AIM: Write out the whole listing again, exactly as given.

#### DATA FOR THIS TASK ####

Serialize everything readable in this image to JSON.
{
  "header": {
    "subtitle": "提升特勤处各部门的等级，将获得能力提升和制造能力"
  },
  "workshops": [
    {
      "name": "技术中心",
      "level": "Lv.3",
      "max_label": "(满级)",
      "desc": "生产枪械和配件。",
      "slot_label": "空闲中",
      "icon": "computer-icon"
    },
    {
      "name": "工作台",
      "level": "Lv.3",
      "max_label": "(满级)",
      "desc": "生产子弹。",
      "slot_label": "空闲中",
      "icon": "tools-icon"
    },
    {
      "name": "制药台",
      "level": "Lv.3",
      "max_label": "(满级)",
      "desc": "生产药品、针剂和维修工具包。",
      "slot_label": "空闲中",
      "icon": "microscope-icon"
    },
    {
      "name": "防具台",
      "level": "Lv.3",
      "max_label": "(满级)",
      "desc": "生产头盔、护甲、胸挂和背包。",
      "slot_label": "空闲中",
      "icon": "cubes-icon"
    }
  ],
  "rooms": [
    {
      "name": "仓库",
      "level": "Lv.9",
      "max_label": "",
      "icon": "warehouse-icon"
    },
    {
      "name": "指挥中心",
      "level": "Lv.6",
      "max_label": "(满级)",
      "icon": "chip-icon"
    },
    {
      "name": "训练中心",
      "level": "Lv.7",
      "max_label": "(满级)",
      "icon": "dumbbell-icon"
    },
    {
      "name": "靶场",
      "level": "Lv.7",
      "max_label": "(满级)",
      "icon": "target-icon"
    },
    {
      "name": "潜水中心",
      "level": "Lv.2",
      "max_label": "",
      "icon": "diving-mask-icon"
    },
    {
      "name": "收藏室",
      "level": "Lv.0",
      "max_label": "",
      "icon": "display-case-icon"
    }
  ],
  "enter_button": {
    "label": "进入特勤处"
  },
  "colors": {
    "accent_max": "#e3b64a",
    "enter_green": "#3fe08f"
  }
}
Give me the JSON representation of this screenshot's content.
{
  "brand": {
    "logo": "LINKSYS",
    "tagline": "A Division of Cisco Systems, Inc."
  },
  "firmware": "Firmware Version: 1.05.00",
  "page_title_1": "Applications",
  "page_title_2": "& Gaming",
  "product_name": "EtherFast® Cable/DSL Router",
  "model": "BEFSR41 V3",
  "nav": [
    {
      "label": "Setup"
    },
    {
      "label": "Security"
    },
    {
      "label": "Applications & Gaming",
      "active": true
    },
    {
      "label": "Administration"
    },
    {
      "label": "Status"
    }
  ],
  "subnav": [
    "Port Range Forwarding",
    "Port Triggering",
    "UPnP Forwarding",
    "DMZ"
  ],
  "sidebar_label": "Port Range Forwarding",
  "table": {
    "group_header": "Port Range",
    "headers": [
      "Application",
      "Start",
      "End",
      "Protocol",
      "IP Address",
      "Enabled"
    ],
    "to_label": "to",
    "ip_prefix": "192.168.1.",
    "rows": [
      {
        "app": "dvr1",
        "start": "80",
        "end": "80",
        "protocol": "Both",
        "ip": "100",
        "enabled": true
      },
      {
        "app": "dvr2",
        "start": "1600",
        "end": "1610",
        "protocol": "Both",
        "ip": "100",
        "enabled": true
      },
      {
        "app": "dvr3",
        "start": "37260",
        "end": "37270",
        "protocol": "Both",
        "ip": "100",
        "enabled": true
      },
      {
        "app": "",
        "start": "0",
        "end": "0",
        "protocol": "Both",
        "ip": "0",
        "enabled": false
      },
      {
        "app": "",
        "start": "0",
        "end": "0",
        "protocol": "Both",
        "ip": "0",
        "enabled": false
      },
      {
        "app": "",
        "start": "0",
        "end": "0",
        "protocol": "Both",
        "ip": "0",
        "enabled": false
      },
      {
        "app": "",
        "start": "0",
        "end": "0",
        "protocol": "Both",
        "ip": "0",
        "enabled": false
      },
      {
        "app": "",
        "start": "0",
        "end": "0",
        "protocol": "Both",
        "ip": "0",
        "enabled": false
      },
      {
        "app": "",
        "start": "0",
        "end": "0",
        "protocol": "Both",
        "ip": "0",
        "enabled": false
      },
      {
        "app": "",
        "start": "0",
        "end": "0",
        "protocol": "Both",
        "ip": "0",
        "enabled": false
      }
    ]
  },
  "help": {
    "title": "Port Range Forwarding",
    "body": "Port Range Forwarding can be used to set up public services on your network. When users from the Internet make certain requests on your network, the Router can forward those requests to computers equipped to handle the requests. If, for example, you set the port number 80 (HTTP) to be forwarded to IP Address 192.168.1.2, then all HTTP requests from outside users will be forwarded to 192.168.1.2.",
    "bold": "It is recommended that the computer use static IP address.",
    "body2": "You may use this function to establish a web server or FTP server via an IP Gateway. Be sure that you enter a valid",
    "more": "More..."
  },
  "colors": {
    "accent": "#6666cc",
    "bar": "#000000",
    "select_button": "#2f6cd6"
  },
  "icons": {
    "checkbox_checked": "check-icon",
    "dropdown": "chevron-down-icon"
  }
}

####

FINAL RESULT:
Serialize everything readable in this image to JSON.
{
  "header": {
    "subtitle": "提升特勤处各部门的等级，将获得能力提升和制造能力"
  },
  "workshops": [
    {
      "name": "技术中心",
      "level": "Lv.3",
      "max_label": "(满级)",
      "desc": "生产枪械和配件。",
      "slot_label": "空闲中",
      "icon": "computer-icon"
    },
    {
      "name": "工作台",
      "level": "Lv.3",
      "max_label": "(满级)",
      "desc": "生产子弹。",
      "slot_label": "空闲中",
      "icon": "tools-icon"
    },
    {
      "name": "制药台",
      "level": "Lv.3",
      "max_label": "(满级)",
      "desc": "生产药品、针剂和维修工具包。",
      "slot_label": "空闲中",
      "icon": "microscope-icon"
    },
    {
      "name": "防具台",
      "level": "Lv.3",
      "max_label": "(满级)",
      "desc": "生产头盔、护甲、胸挂和背包。",
      "slot_label": "空闲中",
      "icon": "cubes-icon"
    }
  ],
  "rooms": [
    {
      "name": "仓库",
      "level": "Lv.9",
      "max_label": "",
      "icon": "warehouse-icon"
    },
    {
      "name": "指挥中心",
      "level": "Lv.6",
      "max_label": "(满级)",
      "icon": "chip-icon"
    },
    {
      "name": "训练中心",
      "level": "Lv.7",
      "max_label": "(满级)",
      "icon": "dumbbell-icon"
    },
    {
      "name": "靶场",
      "level": "Lv.7",
      "max_label": "(满级)",
      "icon": "target-icon"
    },
    {
      "name": "潜水中心",
      "level": "Lv.2",
      "max_label": "",
      "icon": "diving-mask-icon"
    },
    {
      "name": "收藏室",
      "level": "Lv.0",
      "max_label": "",
      "icon": "display-case-icon"
    }
  ],
  "enter_button": {
    "label": "进入特勤处"
  },
  "colors": {
    "accent_max": "#e3b64a",
    "enter_green": "#3fe08f"
  }
}
Give me the JSON representation of this screenshot's content.
{
  "brand": {
    "logo": "LINKSYS",
    "tagline": "A Division of Cisco Systems, Inc."
  },
  "firmware": "Firmware Version: 1.05.00",
  "page_title_1": "Applications",
  "page_title_2": "& Gaming",
  "product_name": "EtherFast® Cable/DSL Router",
  "model": "BEFSR41 V3",
  "nav": [
    {
      "label": "Setup"
    },
    {
      "label": "Security"
    },
    {
      "label": "Applications & Gaming",
      "active": true
    },
    {
      "label": "Administration"
    },
    {
      "label": "Status"
    }
  ],
  "subnav": [
    "Port Range Forwarding",
    "Port Triggering",
    "UPnP Forwarding",
    "DMZ"
  ],
  "sidebar_label": "Port Range Forwarding",
  "table": {
    "group_header": "Port Range",
    "headers": [
      "Application",
      "Start",
      "End",
      "Protocol",
      "IP Address",
      "Enabled"
    ],
    "to_label": "to",
    "ip_prefix": "192.168.1.",
    "rows": [
      {
        "app": "dvr1",
        "start": "80",
        "end": "80",
        "protocol": "Both",
        "ip": "100",
        "enabled": true
      },
      {
        "app": "dvr2",
        "start": "1600",
        "end": "1610",
        "protocol": "Both",
        "ip": "100",
        "enabled": true
      },
      {
        "app": "dvr3",
        "start": "37260",
        "end": "37270",
        "protocol": "Both",
        "ip": "100",
        "enabled": true
      },
      {
        "app": "",
        "start": "0",
        "end": "0",
        "protocol": "Both",
        "ip": "0",
        "enabled": false
      },
      {
        "app": "",
        "start": "0",
        "end": "0",
        "protocol": "Both",
        "ip": "0",
        "enabled": false
      },
      {
        "app": "",
        "start": "0",
        "end": "0",
        "protocol": "Both",
        "ip": "0",
        "enabled": false
      },
      {
        "app": "",
        "start": "0",
        "end": "0",
        "protocol": "Both",
        "ip": "0",
        "enabled": false
      },
      {
        "app": "",
        "start": "0",
        "end": "0",
        "protocol": "Both",
        "ip": "0",
        "enabled": false
      },
      {
        "app": "",
        "start": "0",
        "end": "0",
        "protocol": "Both",
        "ip": "0",
        "enabled": false
      },
      {
        "app": "",
        "start": "0",
        "end": "0",
        "protocol": "Both",
        "ip": "0",
        "enabled": false
      }
    ]
  },
  "help": {
    "title": "Port Range Forwarding",
    "body": "Port Range Forwarding can be used to set up public services on your network. When users from the Internet make certain requests on your network, the Router can forward those requests to computers equipped to handle the requests. If, for example, you set the port number 80 (HTTP) to be forwarded to IP Address 192.168.1.2, then all HTTP requests from outside users will be forwarded to 192.168.1.2.",
    "bold": "It is recommended that the computer use static IP address.",
    "body2": "You may use this function to establish a web server or FTP server via an IP Gateway. Be sure that you enter a valid",
    "more": "More..."
  },
  "colors": {
    "accent": "#6666cc",
    "bar": "#000000",
    "select_button": "#2f6cd6"
  },
  "icons": {
    "checkbox_checked": "check-icon",
    "dropdown": "chevron-down-icon"
  }
}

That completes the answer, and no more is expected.